REQUIRED TASK: Repeat the material verbatim and drop the pictures.

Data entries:
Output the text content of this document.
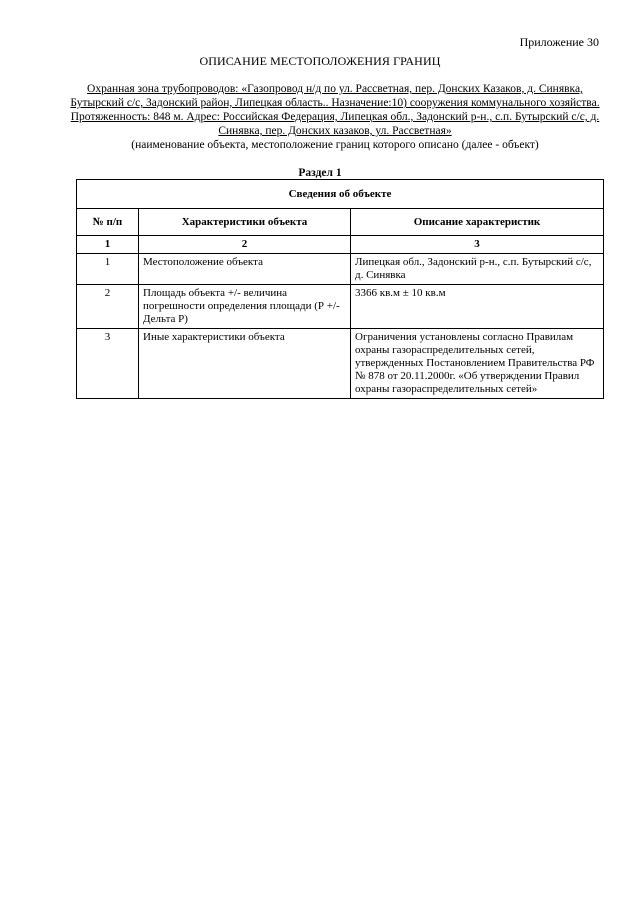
Приложение 30
ОПИСАНИЕ МЕСТОПОЛОЖЕНИЯ ГРАНИЦ
Охранная зона трубопроводов: «Газопровод н/д по ул. Рассветная, пер. Донских Казаков, д. Синявка, Бутырский с/с, Задонский район, Липецкая область.. Назначение:10) сооружения коммунального хозяйства. Протяженность: 848 м. Адрес: Российская Федерация, Липецкая обл., Задонский р-н., с.п. Бутырский с/с, д. Синявка, пер. Донских казаков, ул. Рассветная»
(наименование объекта, местоположение границ которого описано (далее - объект)
Раздел 1
Сведения об объекте		
№ п/п	Характеристики объекта	Описание характеристик
1	2	3
1	Местоположение объекта	Липецкая обл., Задонский р-н., с.п. Бутырский с/с, д. Синявка
2	Площадь объекта +/- величина погрешности определения площади (Р +/- Дельта Р)	3366 кв.м ± 10 кв.м
3	Иные характеристики объекта	Ограничения установлены согласно Правилам охраны газораспределительных сетей, утвержденных Постановлением Правительства РФ № 878 от 20.11.2000г. «Об утверждении Правил охраны газораспределительных сетей»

ANSWER BELOW:
Output the text content of this document.
Приложение 30
ОПИСАНИЕ МЕСТОПОЛОЖЕНИЯ ГРАНИЦ
Охранная зона трубопроводов: «Газопровод н/д по ул. Рассветная, пер. Донских Казаков, д. Синявка, Бутырский с/с, Задонский район, Липецкая область.. Назначение:10) сооружения коммунального хозяйства. Протяженность: 848 м. Адрес: Российская Федерация, Липецкая обл., Задонский р-н., с.п. Бутырский с/с, д. Синявка, пер. Донских казаков, ул. Рассветная»
(наименование объекта, местоположение границ которого описано (далее - объект)
Раздел 1
Сведения об объекте		
№ п/п	Характеристики объекта	Описание характеристик
1	2	3
1	Местоположение объекта	Липецкая обл., Задонский р-н., с.п. Бутырский с/с, д. Синявка
2	Площадь объекта +/- величина погрешности определения площади (Р +/- Дельта Р)	3366 кв.м ± 10 кв.м
3	Иные характеристики объекта	Ограничения установлены согласно Правилам охраны газораспределительных сетей, утвержденных Постановлением Правительства РФ № 878 от 20.11.2000г. «Об утверждении Правил охраны газораспределительных сетей»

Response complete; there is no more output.